**Directions:**
Say how many lines hold the string "Mill", and nothing more.

++++ Provided records

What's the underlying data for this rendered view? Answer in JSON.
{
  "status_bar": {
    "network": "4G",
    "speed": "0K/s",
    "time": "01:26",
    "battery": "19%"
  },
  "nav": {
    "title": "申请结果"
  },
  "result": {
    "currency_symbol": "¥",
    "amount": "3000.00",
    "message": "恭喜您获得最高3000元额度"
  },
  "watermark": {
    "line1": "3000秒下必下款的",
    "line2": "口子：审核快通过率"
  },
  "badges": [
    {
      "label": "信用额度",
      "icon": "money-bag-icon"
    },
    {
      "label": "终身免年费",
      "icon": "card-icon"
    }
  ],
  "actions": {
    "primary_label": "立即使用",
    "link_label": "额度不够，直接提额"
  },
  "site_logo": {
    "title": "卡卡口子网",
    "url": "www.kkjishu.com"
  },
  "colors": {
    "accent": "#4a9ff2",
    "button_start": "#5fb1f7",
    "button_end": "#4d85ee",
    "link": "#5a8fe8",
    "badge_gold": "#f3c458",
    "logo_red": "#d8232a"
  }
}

++++++++
++++ Provided records

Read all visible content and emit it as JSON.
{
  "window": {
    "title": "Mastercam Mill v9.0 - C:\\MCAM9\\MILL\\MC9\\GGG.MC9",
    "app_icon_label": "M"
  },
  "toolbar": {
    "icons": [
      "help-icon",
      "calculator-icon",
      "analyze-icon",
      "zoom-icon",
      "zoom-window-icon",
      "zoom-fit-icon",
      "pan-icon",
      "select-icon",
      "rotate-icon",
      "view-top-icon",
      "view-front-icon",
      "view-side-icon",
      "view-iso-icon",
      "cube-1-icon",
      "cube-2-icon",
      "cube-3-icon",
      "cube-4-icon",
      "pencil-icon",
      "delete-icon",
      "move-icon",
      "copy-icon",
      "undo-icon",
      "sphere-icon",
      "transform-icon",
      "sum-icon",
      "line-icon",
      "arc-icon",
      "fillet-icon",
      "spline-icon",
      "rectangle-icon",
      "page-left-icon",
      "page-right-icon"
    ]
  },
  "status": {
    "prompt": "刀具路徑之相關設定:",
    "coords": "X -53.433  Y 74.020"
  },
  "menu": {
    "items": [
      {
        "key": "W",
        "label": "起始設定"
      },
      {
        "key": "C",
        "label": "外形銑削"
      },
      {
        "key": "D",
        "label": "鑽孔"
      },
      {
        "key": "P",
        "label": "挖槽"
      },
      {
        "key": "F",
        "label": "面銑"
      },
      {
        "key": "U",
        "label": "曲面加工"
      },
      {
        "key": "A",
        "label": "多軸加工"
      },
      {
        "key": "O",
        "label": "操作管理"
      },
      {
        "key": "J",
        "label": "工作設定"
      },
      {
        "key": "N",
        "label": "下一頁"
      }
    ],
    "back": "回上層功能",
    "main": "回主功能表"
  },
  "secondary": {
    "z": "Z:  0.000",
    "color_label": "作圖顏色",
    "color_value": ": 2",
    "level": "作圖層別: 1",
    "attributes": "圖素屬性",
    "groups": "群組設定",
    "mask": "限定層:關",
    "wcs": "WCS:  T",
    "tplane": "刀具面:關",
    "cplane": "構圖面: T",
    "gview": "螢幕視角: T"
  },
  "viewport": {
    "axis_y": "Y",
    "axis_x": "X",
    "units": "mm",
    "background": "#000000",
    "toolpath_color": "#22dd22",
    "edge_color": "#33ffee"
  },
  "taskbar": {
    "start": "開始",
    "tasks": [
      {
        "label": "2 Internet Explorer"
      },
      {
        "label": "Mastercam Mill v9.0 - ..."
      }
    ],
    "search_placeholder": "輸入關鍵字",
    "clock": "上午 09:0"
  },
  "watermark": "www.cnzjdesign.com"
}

++++++++
++++ Provided records

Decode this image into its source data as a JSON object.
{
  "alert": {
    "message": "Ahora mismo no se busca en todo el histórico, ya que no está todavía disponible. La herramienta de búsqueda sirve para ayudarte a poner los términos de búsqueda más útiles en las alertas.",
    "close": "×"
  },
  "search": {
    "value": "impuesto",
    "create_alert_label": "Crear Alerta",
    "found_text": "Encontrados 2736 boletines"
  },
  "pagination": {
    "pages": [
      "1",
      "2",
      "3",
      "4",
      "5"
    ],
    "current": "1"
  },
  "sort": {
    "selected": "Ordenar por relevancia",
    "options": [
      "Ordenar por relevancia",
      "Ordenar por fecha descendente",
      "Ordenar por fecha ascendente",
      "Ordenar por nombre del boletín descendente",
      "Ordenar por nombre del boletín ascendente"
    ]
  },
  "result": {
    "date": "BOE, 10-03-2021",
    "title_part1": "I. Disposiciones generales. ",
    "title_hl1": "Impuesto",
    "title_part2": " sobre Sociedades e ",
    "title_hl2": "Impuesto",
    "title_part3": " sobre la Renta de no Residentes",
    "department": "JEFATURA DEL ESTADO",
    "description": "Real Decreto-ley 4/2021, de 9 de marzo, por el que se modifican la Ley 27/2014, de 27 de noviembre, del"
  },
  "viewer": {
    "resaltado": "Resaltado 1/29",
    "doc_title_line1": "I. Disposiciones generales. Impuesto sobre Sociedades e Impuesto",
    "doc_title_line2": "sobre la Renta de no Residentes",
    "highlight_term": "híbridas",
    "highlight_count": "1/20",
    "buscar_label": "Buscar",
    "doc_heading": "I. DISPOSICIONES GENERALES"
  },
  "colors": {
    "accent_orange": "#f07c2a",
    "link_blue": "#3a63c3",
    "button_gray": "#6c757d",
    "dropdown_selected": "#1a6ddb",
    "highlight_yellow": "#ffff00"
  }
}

++++++++

**Worked answer:**
2